* begin Records for this exercise *
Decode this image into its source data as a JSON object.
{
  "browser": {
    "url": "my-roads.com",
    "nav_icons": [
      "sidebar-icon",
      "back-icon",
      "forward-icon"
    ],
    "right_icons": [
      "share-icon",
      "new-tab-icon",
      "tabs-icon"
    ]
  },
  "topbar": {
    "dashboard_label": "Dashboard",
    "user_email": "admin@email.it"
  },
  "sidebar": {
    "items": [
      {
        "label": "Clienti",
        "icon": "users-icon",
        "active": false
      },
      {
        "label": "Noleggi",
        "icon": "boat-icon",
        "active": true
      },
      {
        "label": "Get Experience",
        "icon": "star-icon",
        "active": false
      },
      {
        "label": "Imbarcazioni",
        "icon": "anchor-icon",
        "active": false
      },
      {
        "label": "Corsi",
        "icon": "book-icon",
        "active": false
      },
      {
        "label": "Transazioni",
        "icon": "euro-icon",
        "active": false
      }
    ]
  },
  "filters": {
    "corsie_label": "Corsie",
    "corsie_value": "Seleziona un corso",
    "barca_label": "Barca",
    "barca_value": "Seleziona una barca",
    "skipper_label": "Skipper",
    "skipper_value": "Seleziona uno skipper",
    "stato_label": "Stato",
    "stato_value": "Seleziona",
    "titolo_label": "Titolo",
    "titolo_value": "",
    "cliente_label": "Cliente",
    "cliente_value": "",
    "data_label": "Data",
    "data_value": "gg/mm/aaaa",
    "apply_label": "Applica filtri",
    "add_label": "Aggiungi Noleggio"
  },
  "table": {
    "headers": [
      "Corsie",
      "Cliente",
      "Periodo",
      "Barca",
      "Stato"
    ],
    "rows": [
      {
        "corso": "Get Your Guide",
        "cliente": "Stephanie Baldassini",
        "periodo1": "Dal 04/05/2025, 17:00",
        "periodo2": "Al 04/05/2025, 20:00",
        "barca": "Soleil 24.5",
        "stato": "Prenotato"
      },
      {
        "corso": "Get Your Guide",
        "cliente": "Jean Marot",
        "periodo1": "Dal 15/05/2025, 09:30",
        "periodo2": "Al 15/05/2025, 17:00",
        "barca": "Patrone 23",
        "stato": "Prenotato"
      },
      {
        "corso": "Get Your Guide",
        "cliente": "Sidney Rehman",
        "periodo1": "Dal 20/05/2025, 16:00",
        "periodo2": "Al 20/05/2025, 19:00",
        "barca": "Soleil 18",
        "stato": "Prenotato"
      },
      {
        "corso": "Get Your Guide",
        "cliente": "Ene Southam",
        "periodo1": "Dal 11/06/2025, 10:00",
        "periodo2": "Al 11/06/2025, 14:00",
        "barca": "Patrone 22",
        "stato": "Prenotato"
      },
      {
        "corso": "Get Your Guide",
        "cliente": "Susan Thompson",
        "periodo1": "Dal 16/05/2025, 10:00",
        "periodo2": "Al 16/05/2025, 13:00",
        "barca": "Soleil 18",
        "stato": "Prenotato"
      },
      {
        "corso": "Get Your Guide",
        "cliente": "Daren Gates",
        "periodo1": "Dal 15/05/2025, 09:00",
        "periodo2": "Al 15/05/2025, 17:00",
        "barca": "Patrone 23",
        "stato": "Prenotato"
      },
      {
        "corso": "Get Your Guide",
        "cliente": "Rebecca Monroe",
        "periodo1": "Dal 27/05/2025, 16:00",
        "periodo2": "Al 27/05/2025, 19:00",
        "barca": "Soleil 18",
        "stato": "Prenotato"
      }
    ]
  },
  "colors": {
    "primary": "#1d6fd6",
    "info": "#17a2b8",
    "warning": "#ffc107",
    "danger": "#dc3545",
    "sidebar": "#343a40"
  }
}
* end Records for this exercise *
• **Set task**
Gather all lines where the word "Seleziona" appears.

• **The solution**
    "corsie_value": "Seleziona un corso",
    "barca_value": "Seleziona una barca",
    "skipper_value": "Seleziona uno skipper",
    "stato_value": "Seleziona",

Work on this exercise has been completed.